## Work to be completed:
Search the material and gather each line with "photo" in it.

## Supplied entries:

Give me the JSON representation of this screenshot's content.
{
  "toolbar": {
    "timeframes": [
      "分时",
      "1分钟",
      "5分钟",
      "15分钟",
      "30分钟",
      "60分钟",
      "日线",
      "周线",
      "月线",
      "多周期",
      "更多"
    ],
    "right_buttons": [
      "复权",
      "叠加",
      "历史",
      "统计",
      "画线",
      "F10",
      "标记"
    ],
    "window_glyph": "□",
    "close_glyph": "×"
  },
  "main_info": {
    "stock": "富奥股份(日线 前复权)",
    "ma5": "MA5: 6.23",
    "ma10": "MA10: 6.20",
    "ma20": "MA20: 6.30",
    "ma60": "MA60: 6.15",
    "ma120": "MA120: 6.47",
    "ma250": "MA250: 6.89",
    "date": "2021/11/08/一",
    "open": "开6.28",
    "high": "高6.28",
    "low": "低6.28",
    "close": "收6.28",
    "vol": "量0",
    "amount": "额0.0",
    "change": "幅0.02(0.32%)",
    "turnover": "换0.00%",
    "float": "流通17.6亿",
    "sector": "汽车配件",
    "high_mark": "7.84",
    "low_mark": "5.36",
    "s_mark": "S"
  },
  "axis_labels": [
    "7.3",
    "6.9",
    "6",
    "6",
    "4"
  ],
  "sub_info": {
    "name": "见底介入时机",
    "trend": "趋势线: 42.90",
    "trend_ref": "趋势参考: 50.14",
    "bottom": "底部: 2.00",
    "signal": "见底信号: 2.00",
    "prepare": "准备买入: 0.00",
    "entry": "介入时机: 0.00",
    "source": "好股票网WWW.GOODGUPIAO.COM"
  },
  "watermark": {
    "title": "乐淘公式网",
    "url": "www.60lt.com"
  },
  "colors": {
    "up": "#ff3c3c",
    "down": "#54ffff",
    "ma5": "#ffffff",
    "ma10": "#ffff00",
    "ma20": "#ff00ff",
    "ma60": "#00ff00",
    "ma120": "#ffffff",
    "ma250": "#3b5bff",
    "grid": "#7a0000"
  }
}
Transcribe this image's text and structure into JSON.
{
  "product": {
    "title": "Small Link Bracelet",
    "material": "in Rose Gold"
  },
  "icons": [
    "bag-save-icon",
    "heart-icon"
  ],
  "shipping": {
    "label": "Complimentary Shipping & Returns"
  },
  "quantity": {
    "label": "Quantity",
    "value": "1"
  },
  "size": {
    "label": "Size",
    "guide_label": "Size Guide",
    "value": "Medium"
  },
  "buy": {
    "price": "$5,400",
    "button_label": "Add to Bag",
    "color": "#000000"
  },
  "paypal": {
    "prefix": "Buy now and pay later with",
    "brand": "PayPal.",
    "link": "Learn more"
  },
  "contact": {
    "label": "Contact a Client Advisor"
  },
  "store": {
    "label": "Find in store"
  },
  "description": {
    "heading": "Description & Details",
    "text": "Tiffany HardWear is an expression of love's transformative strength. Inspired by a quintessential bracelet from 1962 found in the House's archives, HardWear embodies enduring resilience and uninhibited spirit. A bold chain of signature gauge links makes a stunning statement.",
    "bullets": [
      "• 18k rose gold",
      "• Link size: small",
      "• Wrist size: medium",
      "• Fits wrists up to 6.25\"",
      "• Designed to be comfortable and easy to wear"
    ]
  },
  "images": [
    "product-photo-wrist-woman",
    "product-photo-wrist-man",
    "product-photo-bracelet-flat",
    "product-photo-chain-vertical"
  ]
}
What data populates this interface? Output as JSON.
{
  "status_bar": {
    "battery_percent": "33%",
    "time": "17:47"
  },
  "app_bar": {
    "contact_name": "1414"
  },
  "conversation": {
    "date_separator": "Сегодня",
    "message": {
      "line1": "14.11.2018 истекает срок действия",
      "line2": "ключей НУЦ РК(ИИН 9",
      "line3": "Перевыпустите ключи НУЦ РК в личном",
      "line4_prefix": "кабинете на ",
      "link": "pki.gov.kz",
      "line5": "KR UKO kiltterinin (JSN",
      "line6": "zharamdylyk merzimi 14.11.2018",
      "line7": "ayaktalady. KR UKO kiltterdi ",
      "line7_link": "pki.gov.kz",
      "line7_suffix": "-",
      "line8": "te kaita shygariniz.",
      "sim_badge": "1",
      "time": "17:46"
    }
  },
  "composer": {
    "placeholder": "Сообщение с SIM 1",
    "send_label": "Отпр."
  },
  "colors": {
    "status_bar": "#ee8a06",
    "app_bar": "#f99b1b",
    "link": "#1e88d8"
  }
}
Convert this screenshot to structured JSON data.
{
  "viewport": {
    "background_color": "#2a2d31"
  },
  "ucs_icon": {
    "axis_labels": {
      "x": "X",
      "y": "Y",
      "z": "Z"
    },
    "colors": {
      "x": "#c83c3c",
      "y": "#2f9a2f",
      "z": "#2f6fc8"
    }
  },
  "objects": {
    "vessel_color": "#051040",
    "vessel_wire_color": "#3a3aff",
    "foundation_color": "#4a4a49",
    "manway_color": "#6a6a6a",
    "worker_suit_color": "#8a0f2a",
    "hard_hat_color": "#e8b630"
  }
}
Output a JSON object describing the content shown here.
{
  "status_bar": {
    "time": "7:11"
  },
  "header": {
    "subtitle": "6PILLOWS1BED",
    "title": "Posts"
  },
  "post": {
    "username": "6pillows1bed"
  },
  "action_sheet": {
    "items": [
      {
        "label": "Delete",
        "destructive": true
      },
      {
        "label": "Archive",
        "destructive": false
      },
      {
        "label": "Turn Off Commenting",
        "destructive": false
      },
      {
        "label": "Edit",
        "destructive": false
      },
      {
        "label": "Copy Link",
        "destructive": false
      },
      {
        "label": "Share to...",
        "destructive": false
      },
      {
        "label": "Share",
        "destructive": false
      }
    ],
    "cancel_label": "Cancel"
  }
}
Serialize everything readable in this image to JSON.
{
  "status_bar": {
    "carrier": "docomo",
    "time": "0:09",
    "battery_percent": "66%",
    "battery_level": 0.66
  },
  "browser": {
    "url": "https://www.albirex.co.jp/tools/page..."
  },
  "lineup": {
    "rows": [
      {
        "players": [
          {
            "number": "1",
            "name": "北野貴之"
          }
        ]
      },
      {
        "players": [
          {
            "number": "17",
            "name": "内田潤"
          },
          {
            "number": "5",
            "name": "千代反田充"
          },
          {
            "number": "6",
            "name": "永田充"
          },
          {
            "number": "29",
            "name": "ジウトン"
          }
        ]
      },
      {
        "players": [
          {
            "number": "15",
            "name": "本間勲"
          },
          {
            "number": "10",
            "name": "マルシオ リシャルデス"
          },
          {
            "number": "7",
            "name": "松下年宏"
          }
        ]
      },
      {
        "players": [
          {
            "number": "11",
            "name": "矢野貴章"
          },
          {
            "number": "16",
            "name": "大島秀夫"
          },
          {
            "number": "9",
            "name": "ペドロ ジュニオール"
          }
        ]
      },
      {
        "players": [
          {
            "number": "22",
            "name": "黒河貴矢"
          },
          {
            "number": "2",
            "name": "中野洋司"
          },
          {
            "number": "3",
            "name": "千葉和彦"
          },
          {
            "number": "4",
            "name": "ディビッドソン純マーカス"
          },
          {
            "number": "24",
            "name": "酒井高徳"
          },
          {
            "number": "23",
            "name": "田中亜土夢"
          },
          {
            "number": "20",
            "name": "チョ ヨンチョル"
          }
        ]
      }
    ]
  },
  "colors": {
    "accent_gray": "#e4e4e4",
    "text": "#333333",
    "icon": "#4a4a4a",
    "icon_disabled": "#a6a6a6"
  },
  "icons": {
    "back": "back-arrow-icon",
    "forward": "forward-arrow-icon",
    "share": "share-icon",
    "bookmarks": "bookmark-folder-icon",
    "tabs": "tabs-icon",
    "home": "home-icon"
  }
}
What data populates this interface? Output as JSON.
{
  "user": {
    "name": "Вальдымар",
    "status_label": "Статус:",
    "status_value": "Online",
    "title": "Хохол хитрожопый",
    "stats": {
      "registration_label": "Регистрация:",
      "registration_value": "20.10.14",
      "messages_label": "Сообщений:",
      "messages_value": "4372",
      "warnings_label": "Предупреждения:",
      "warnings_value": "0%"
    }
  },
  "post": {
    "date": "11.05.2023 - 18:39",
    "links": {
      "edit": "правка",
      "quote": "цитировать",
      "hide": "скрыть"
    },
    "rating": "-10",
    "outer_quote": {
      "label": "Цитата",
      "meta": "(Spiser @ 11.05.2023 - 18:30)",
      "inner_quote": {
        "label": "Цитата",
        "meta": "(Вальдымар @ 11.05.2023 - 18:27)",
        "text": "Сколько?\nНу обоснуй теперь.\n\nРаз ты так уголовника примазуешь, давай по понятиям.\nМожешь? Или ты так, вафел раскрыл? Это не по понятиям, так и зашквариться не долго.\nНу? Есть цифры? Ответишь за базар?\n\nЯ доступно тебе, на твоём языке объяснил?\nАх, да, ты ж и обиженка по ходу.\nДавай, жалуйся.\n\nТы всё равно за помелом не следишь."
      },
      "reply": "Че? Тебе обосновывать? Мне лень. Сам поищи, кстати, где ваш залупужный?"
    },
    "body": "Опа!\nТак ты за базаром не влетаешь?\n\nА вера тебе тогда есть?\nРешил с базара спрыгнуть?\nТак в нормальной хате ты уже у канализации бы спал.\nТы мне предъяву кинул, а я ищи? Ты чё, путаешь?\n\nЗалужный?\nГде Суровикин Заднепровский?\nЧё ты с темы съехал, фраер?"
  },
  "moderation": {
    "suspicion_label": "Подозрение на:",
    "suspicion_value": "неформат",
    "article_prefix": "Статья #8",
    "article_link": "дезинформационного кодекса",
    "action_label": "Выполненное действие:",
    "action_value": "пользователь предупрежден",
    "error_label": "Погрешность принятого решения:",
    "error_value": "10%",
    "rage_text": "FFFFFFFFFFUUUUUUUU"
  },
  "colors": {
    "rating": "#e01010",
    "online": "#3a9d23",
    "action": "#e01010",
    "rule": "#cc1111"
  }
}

## Task answer:
    "product-photo-wrist-woman",
    "product-photo-wrist-man",
    "product-photo-bracelet-flat",
    "product-photo-chain-vertical"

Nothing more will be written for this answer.